(Dataset items)
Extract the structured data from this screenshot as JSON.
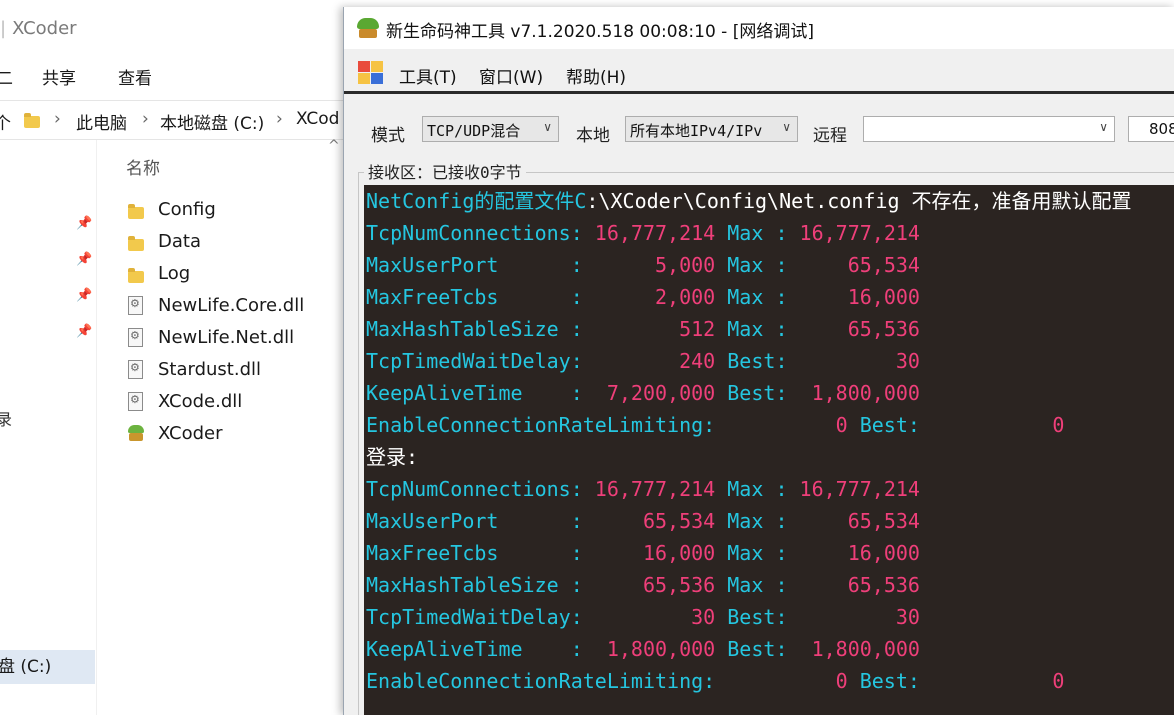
{
  "explorer": {
    "title": "XCoder",
    "ribbon": {
      "partial_tab": "二",
      "share": "共享",
      "view": "查看"
    },
    "address": {
      "partial": "个",
      "this_pc": "此电脑",
      "drive": "本地磁盘 (C:)",
      "folder": "XCod"
    },
    "nav": {
      "partial_item": "录",
      "drive_item": "盘 (C:)"
    },
    "column_header": "名称",
    "files": [
      {
        "name": "Config",
        "icon": "folder-icon"
      },
      {
        "name": "Data",
        "icon": "folder-icon"
      },
      {
        "name": "Log",
        "icon": "folder-icon"
      },
      {
        "name": "NewLife.Core.dll",
        "icon": "dll-icon"
      },
      {
        "name": "NewLife.Net.dll",
        "icon": "dll-icon"
      },
      {
        "name": "Stardust.dll",
        "icon": "dll-icon"
      },
      {
        "name": "XCode.dll",
        "icon": "dll-icon"
      },
      {
        "name": "XCoder",
        "icon": "xcoder-app-icon"
      }
    ]
  },
  "tool": {
    "title": "新生命码神工具 v7.1.2020.518 00:08:10 - [网络调试]",
    "menu": {
      "tools": "工具(T)",
      "window": "窗口(W)",
      "help": "帮助(H)"
    },
    "config": {
      "mode_label": "模式",
      "mode_value": "TCP/UDP混合",
      "local_label": "本地",
      "local_value": "所有本地IPv4/IPv",
      "remote_label": "远程",
      "remote_value": "",
      "port_value": "808"
    },
    "receive_label": "接收区：已接收0字节",
    "console": {
      "colors": {
        "background": "#2b2421",
        "key": "#25c6e0",
        "number": "#ef3f7a",
        "plain": "#ffffff"
      },
      "lines": [
        {
          "k": "NetConfig的配置文件C",
          "t1": ":\\XCoder\\Config\\Net.config 不存在，准备用默认配置"
        },
        {
          "k": "TcpNumConnections",
          "s1": ": ",
          "v1": "16,777,214",
          "m": " Max ",
          "s2": ": ",
          "v2": "16,777,214"
        },
        {
          "k": "MaxUserPort      ",
          "s1": ": ",
          "v1": "     5,000",
          "m": " Max ",
          "s2": ": ",
          "v2": "    65,534"
        },
        {
          "k": "MaxFreeTcbs      ",
          "s1": ": ",
          "v1": "     2,000",
          "m": " Max ",
          "s2": ": ",
          "v2": "    16,000"
        },
        {
          "k": "MaxHashTableSize ",
          "s1": ": ",
          "v1": "       512",
          "m": " Max ",
          "s2": ": ",
          "v2": "    65,536"
        },
        {
          "k": "TcpTimedWaitDelay",
          "s1": ": ",
          "v1": "       240",
          "m": " Best",
          "s2": ": ",
          "v2": "        30"
        },
        {
          "k": "KeepAliveTime    ",
          "s1": ": ",
          "v1": " 7,200,000",
          "m": " Best",
          "s2": ": ",
          "v2": " 1,800,000"
        },
        {
          "k": "EnableConnectionRateLimiting",
          "s1": ": ",
          "v1": "         0",
          "m": " Best",
          "s2": ":  ",
          "v2": "         0"
        },
        {
          "w": "登录:"
        },
        {
          "k": "TcpNumConnections",
          "s1": ": ",
          "v1": "16,777,214",
          "m": " Max ",
          "s2": ": ",
          "v2": "16,777,214"
        },
        {
          "k": "MaxUserPort      ",
          "s1": ": ",
          "v1": "    65,534",
          "m": " Max ",
          "s2": ": ",
          "v2": "    65,534"
        },
        {
          "k": "MaxFreeTcbs      ",
          "s1": ": ",
          "v1": "    16,000",
          "m": " Max ",
          "s2": ": ",
          "v2": "    16,000"
        },
        {
          "k": "MaxHashTableSize ",
          "s1": ": ",
          "v1": "    65,536",
          "m": " Max ",
          "s2": ": ",
          "v2": "    65,536"
        },
        {
          "k": "TcpTimedWaitDelay",
          "s1": ": ",
          "v1": "        30",
          "m": " Best",
          "s2": ": ",
          "v2": "        30"
        },
        {
          "k": "KeepAliveTime    ",
          "s1": ": ",
          "v1": " 1,800,000",
          "m": " Best",
          "s2": ": ",
          "v2": " 1,800,000"
        },
        {
          "k": "EnableConnectionRateLimiting",
          "s1": ": ",
          "v1": "         0",
          "m": " Best",
          "s2": ":  ",
          "v2": "         0"
        }
      ]
    }
  }
}
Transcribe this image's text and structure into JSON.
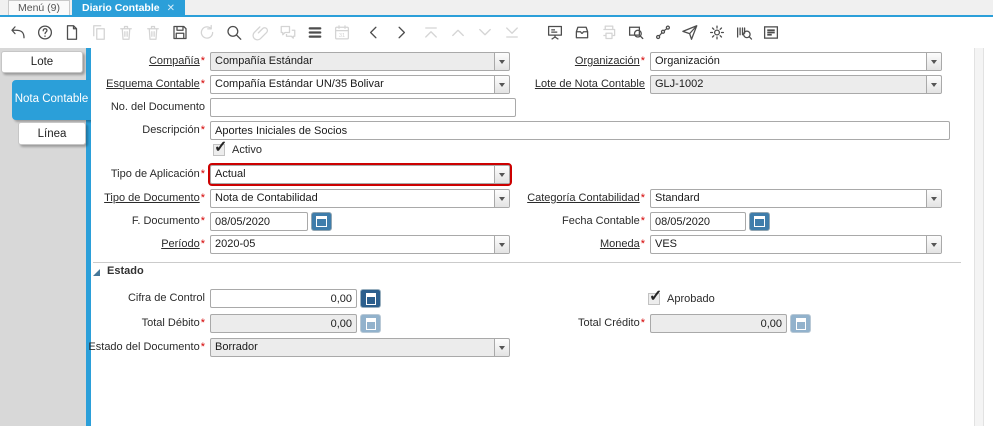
{
  "accent_color": "#2b9fd9",
  "required_marker": "*",
  "glyphs": {
    "checkmark": "✓",
    "close": "✕"
  },
  "tabbar": {
    "tabs": [
      {
        "label": "Menú (9)",
        "active": false
      },
      {
        "label": "Diario Contable",
        "active": true,
        "close_icon": "✕"
      }
    ]
  },
  "toolbar": {
    "buttons": [
      {
        "icon": "undo-icon",
        "enabled": true
      },
      {
        "icon": "help-icon",
        "enabled": true
      },
      {
        "icon": "new-record-icon",
        "enabled": true
      },
      {
        "icon": "copy-record-icon",
        "enabled": false
      },
      {
        "icon": "delete-record-icon",
        "enabled": false
      },
      {
        "icon": "delete-selection-icon",
        "enabled": false
      },
      {
        "icon": "save-icon",
        "enabled": true
      },
      {
        "icon": "refresh-icon",
        "enabled": false
      },
      {
        "icon": "find-icon",
        "enabled": true
      },
      {
        "icon": "attachment-icon",
        "enabled": false
      },
      {
        "icon": "chat-icon",
        "enabled": false
      },
      {
        "icon": "grid-toggle-icon",
        "enabled": true
      },
      {
        "icon": "calendar-icon",
        "enabled": false
      },
      {
        "icon": "previous-record-icon",
        "enabled": true
      },
      {
        "icon": "next-record-icon",
        "enabled": true
      },
      {
        "icon": "first-record-icon",
        "enabled": false
      },
      {
        "icon": "parent-record-icon",
        "enabled": false
      },
      {
        "icon": "detail-record-icon",
        "enabled": false
      },
      {
        "icon": "last-record-icon",
        "enabled": false
      },
      {
        "icon": "report-icon",
        "enabled": true
      },
      {
        "icon": "archive-icon",
        "enabled": true
      },
      {
        "icon": "print-icon",
        "enabled": false
      },
      {
        "icon": "zoom-window-icon",
        "enabled": true
      },
      {
        "icon": "workflow-icon",
        "enabled": true
      },
      {
        "icon": "send-request-icon",
        "enabled": true
      },
      {
        "icon": "settings-icon",
        "enabled": true
      },
      {
        "icon": "barcode-scan-icon",
        "enabled": true
      },
      {
        "icon": "document-report-icon",
        "enabled": true
      }
    ]
  },
  "sidebar": {
    "tabs": [
      {
        "label": "Lote",
        "active": false
      },
      {
        "label": "Nota Contable",
        "active": true
      },
      {
        "label": "Línea",
        "active": false
      }
    ]
  },
  "form": {
    "compania": {
      "label": "Compañía",
      "value": "Compañía Estándar",
      "required": true,
      "readonly": true
    },
    "organizacion": {
      "label": "Organización",
      "value": "Organización",
      "required": true
    },
    "esquema": {
      "label": "Esquema Contable",
      "value": "Compañía Estándar UN/35 Bolivar",
      "required": true
    },
    "lote_nota": {
      "label": "Lote de Nota Contable",
      "value": "GLJ-1002",
      "readonly": true
    },
    "no_documento": {
      "label": "No. del Documento",
      "value": ""
    },
    "descripcion": {
      "label": "Descripción",
      "value": "Aportes Iniciales de Socios",
      "required": true
    },
    "activo": {
      "label": "Activo",
      "checked": true
    },
    "tipo_aplicacion": {
      "label": "Tipo de Aplicación",
      "value": "Actual",
      "required": true,
      "focused": true
    },
    "tipo_documento": {
      "label": "Tipo de Documento",
      "value": "Nota de Contabilidad",
      "required": true
    },
    "categoria": {
      "label": "Categoría Contabilidad",
      "value": "Standard",
      "required": true
    },
    "f_documento": {
      "label": "F. Documento",
      "value": "08/05/2020",
      "required": true
    },
    "fecha_contable": {
      "label": "Fecha Contable",
      "value": "08/05/2020",
      "required": true
    },
    "periodo": {
      "label": "Período",
      "value": "2020-05",
      "required": true
    },
    "moneda": {
      "label": "Moneda",
      "value": "VES",
      "required": true
    },
    "grupo_estado": {
      "label": "Estado"
    },
    "cifra_control": {
      "label": "Cifra de Control",
      "value": "0,00"
    },
    "aprobado": {
      "label": "Aprobado",
      "checked": true
    },
    "total_debito": {
      "label": "Total Débito",
      "value": "0,00",
      "required": true,
      "readonly": true
    },
    "total_credito": {
      "label": "Total Crédito",
      "value": "0,00",
      "required": true,
      "readonly": true
    },
    "estado_documento": {
      "label": "Estado del Documento",
      "value": "Borrador",
      "required": true,
      "readonly": true
    }
  }
}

TASK. Of the lines above, copy each that contains "name".

EXERCISE SOLUTION.
        "name": "Config",
        "name": "Data",
        "name": "Log",
        "name": "NewLife.Core.dll",
        "name": "NewLife.Net.dll",
        "name": "Stardust.dll",
        "name": "XCode.dll",
        "name": "XCoder",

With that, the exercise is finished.